### Document text
Copper Mountain Revises Terms To Equity Offering



    /NOT FOR DISTRIBUTION TO UNITED STATES NEWSWIRE SERVICES OR FOR
    DISSEMINATION IN THE UNITED STATES/

    TSX.V: CUM

    VANCOUVER, June 4 /CNW/ - Copper Mountain Mining Corporation ("CMMC" or
the "Company) announces that it has amended the terms of the offering referred
to in the Company's news release of May 13, 2008, in which the Company
announced it had filed a preliminary prospectus in respect of an offering
which is being conducted on a best efforts agency basis led by Jennings
Capital Inc. and including Canaccord Capital Corporation (collectively, the
"Agents"). The Company has agreed with the Agents to amend the terms of the
financing to raise gross proceeds of up to $15 million by way of issuing up to
7,142,857 units (the "Units") at a price of $2.10 per Unit (the "Offering").
Each Unit is comprised of one common share ("Share") of the Company and
one-half of one Share purchase warrant of the Company, each whole warrant
("Warrant") being transferable and exercisable to acquire one Share of the
Company ("Warrant Shares") at an exercise price of $2.50 per Share for a
period of 12 months after the closing date. The shares and warrants
distributed under the Offering will be qualified by way of a long form
prospectus.

### Aim 1
From the Copper Mountain offering announcement, list every term that is given a defined short name in quotation marks, in the order they appear.
### Aim 2
Answer these questions using the Copper Mountain offering announcement:
(a) What is the price per Unit?
(b) What was the date of the earlier news release the amendment refers to?
(c) For how long after the closing date can a Warrant be exercised?
The material that follows comes from a separate source unrelated to the text above.

### Visual layout records
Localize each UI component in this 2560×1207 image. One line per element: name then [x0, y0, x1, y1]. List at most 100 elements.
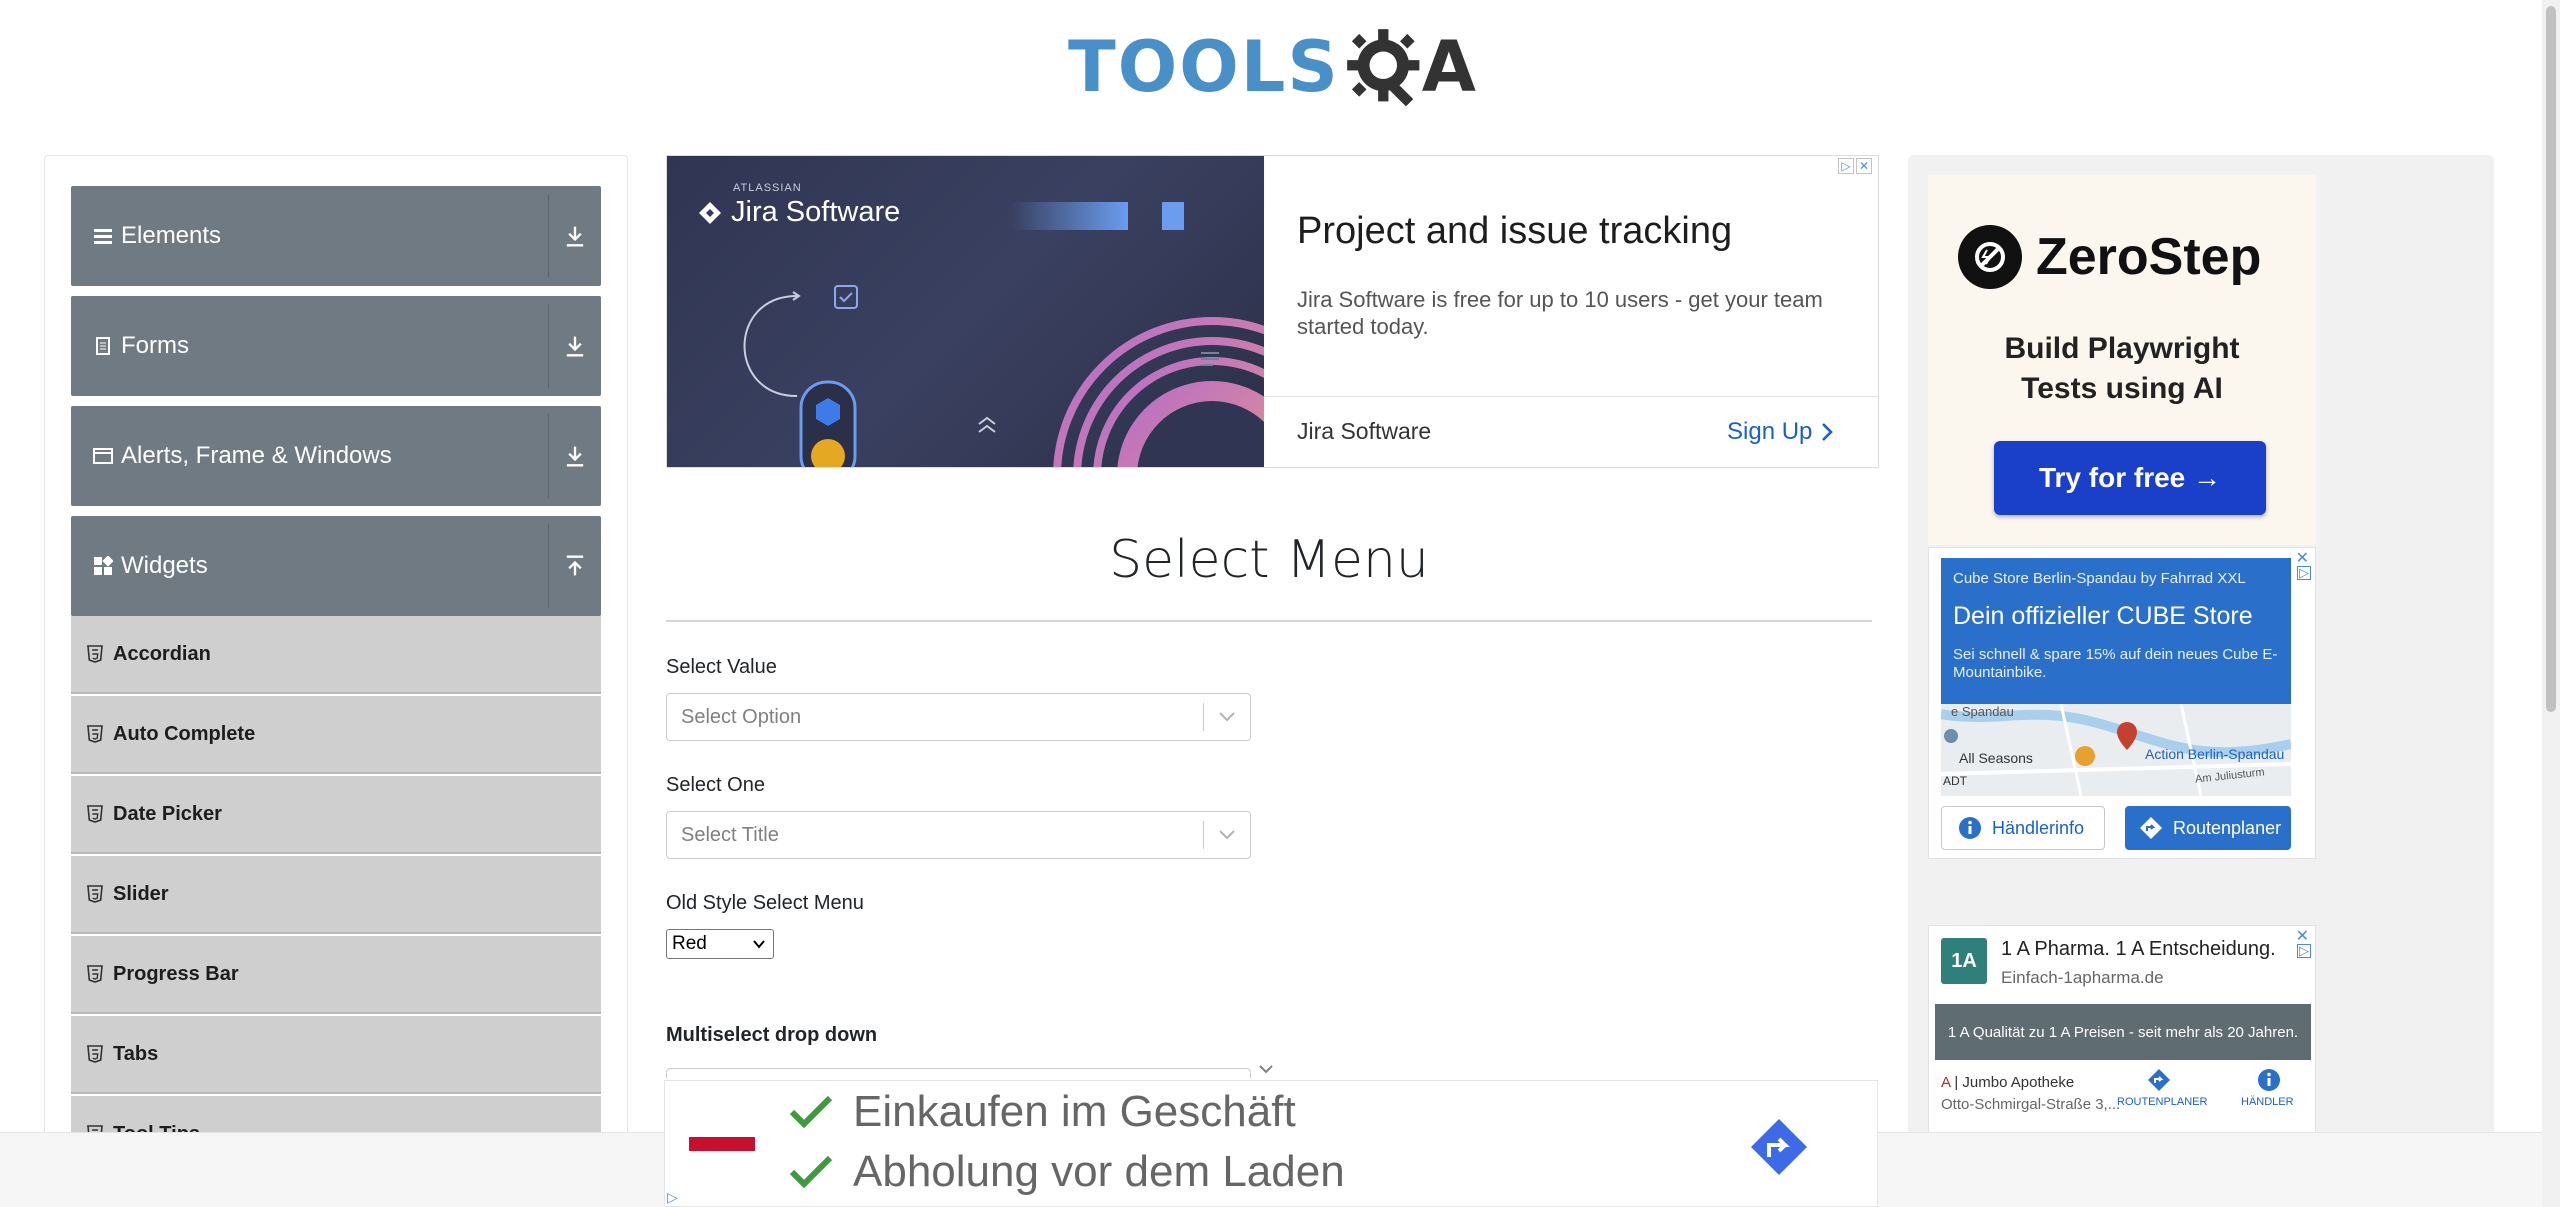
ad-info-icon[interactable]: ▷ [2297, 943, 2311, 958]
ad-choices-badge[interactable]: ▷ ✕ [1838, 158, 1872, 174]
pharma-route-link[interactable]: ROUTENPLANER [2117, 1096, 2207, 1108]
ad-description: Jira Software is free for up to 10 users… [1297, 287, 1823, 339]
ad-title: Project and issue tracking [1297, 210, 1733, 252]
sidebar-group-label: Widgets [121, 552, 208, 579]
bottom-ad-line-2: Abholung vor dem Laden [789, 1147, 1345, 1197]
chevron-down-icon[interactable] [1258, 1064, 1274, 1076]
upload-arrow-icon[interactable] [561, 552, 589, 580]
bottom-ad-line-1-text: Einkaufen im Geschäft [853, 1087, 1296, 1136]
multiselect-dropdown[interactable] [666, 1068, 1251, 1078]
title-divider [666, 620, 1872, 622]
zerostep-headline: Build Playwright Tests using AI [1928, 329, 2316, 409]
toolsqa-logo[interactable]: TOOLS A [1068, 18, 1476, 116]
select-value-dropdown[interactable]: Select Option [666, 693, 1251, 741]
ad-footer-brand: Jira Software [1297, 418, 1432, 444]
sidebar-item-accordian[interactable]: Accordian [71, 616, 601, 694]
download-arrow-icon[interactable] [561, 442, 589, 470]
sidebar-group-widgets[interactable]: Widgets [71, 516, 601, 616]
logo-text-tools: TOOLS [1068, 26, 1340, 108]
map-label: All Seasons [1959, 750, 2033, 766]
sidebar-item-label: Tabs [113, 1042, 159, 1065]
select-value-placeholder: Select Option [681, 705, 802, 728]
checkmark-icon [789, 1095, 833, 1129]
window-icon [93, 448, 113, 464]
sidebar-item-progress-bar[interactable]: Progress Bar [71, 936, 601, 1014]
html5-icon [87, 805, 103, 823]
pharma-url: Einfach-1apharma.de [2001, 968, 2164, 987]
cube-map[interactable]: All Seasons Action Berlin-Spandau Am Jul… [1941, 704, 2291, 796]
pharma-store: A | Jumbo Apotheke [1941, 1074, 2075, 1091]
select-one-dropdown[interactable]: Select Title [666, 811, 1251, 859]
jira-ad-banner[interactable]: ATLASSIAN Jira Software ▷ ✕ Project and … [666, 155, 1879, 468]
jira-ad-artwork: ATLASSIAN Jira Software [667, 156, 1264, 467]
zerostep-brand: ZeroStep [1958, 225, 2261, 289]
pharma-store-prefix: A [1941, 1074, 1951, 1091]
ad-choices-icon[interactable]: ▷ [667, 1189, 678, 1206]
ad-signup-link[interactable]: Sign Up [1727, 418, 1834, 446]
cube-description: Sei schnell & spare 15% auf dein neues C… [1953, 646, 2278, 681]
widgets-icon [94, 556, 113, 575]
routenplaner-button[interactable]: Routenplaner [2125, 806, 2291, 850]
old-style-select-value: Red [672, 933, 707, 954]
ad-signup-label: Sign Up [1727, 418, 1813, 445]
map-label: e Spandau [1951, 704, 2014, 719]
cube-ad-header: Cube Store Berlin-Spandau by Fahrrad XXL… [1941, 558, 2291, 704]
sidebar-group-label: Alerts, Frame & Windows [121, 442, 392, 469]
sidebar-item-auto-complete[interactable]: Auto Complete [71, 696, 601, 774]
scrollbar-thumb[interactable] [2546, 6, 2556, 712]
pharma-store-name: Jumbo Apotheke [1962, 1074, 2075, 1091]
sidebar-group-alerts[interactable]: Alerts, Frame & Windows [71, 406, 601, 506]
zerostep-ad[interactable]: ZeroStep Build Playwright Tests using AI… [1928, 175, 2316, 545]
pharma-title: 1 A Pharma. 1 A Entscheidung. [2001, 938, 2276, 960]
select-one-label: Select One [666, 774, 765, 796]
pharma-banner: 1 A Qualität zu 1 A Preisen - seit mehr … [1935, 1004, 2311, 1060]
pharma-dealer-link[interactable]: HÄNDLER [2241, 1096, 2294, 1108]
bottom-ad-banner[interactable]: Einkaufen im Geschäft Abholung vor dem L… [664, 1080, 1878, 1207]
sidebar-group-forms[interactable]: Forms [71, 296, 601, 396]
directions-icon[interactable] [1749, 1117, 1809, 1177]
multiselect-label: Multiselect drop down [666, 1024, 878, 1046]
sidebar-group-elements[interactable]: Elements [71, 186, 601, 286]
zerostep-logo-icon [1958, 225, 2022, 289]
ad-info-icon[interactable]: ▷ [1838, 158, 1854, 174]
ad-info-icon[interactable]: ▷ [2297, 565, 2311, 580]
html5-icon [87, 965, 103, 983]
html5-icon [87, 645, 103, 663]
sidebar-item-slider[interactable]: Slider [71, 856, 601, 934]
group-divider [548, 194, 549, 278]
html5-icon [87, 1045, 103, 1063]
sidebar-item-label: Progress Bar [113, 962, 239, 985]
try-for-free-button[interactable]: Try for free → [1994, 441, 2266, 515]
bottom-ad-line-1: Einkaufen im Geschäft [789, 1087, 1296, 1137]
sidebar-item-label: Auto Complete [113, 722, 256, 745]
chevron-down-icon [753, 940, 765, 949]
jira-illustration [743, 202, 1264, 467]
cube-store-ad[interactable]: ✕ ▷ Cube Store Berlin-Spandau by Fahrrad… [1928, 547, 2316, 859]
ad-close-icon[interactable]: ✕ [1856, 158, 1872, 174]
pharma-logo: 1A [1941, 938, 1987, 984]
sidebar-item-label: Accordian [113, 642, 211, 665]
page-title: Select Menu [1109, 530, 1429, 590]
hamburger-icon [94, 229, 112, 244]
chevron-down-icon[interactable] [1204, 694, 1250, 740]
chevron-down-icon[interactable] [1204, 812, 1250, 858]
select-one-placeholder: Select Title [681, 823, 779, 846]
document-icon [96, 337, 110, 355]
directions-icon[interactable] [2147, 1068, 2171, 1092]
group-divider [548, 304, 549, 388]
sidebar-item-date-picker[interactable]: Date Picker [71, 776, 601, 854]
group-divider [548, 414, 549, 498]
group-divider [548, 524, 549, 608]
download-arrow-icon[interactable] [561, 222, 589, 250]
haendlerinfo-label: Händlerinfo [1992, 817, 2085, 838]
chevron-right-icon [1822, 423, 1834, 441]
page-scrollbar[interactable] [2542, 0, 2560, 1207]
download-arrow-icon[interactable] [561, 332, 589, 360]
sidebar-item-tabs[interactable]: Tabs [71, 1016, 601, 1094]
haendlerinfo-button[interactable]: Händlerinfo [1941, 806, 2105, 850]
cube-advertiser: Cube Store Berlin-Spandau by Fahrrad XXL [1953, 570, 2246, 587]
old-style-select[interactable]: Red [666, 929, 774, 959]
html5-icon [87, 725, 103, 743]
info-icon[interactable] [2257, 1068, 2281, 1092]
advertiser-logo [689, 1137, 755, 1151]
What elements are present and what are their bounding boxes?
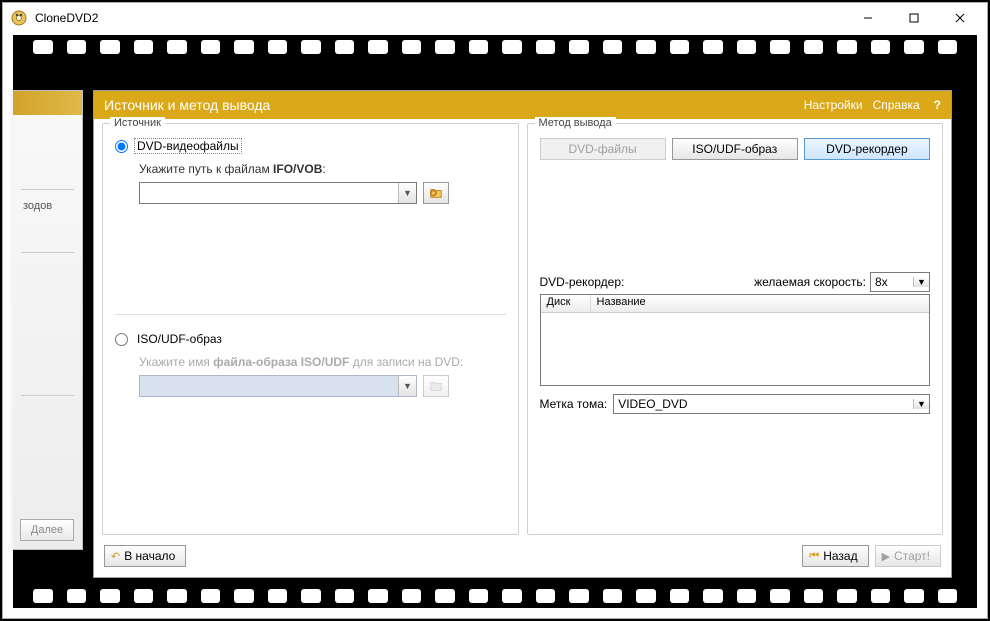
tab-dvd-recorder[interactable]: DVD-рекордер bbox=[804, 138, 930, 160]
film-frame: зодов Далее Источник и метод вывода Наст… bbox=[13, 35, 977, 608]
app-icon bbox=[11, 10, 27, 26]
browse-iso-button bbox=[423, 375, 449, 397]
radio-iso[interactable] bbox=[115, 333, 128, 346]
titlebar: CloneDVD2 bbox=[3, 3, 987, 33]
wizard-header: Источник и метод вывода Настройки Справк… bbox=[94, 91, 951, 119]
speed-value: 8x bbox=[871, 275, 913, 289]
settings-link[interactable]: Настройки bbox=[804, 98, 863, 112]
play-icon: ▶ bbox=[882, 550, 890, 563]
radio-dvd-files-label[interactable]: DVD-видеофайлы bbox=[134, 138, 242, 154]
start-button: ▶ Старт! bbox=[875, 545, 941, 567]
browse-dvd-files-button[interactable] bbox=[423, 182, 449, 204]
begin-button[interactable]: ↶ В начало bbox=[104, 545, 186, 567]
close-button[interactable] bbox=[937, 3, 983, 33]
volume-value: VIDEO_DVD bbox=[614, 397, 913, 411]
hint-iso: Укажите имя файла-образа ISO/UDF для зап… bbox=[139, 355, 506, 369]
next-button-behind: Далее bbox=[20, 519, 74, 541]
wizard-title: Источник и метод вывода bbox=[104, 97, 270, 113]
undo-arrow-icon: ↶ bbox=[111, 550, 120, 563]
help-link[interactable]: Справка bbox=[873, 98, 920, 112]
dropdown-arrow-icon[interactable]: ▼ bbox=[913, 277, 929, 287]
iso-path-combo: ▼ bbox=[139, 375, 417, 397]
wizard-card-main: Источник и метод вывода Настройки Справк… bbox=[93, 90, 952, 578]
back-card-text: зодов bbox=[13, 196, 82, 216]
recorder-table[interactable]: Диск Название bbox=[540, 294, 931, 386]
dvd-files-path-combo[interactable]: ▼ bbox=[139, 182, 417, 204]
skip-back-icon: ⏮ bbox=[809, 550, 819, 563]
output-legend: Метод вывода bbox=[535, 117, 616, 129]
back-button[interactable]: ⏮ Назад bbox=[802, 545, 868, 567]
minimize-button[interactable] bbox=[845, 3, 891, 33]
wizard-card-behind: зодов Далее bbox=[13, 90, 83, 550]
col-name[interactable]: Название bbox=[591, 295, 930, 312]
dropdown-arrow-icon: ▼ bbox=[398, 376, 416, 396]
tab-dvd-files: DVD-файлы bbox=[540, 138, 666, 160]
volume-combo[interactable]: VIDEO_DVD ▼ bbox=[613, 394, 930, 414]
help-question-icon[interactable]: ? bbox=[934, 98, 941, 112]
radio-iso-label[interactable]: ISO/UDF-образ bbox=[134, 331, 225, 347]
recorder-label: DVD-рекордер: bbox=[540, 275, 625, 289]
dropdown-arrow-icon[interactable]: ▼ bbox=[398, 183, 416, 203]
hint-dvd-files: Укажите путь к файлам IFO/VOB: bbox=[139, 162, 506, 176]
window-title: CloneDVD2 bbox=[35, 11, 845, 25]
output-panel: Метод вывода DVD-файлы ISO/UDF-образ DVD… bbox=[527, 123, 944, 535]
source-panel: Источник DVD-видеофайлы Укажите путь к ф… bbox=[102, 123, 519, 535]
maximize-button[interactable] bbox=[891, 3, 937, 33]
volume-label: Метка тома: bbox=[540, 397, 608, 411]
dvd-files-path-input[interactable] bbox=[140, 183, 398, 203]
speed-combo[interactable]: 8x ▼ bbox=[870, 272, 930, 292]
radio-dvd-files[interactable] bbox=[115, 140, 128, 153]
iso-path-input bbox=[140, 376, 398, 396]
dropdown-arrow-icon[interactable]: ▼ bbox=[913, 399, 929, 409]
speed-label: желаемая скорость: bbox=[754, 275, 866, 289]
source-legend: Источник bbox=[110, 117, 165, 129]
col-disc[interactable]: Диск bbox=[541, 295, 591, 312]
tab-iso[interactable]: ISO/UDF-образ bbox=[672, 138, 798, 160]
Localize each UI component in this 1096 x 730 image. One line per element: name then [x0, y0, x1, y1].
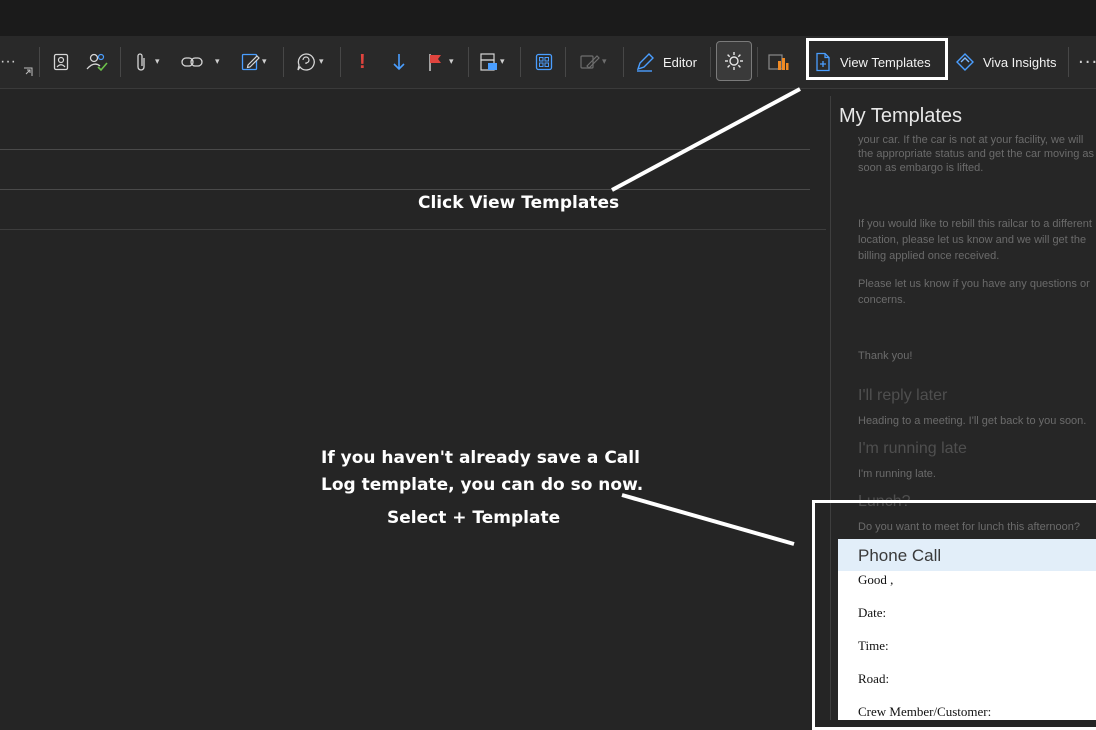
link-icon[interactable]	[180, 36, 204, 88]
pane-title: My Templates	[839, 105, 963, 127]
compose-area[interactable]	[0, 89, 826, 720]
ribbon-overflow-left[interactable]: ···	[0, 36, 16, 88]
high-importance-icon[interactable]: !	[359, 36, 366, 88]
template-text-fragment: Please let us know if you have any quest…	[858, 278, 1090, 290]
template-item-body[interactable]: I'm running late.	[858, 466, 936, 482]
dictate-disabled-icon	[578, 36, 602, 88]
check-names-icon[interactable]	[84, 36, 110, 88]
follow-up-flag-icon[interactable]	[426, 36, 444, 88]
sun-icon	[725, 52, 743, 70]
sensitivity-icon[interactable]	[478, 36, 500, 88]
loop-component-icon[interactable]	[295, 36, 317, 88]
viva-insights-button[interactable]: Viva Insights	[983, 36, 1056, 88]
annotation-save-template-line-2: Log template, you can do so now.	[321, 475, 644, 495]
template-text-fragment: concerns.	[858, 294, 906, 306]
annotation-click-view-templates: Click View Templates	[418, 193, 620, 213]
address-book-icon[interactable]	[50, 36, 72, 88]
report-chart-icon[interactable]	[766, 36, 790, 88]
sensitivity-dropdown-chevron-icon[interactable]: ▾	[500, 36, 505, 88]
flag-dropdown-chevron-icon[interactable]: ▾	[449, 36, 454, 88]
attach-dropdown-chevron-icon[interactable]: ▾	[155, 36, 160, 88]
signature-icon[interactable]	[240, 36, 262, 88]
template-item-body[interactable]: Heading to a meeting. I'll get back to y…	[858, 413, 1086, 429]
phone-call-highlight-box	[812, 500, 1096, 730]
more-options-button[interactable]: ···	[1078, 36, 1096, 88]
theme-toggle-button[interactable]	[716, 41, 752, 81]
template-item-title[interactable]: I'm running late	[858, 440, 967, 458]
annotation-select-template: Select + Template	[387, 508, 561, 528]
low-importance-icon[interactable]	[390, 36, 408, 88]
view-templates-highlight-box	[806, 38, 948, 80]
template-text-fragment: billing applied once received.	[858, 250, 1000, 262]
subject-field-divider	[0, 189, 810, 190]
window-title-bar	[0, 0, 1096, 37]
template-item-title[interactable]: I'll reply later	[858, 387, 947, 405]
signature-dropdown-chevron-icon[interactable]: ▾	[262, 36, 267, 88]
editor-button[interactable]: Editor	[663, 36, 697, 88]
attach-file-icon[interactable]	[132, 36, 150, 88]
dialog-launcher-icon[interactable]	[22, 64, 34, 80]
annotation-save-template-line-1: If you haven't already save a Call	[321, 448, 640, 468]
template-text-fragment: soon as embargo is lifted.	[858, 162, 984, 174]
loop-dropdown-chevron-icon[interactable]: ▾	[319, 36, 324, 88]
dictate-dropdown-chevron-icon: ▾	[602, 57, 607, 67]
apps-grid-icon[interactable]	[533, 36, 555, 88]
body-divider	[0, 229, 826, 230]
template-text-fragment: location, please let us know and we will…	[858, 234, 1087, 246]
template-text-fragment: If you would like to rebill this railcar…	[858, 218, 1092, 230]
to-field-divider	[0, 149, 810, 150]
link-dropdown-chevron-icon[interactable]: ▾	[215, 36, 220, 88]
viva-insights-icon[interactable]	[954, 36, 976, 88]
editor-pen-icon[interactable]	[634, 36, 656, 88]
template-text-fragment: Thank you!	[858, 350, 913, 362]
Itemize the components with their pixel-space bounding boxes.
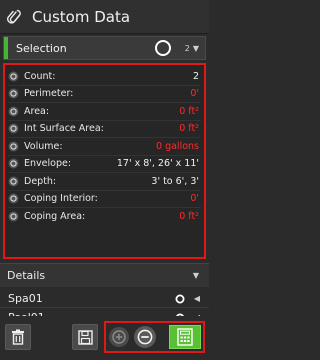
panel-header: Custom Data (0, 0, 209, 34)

### Complete answer 1
CMMC
Company
Agents
Units
Offering
Share
Warrant
Warrant Shares

### Complete answer 2
(a) $2.10 per Unit
(b) May 13, 2008
(c) 12 months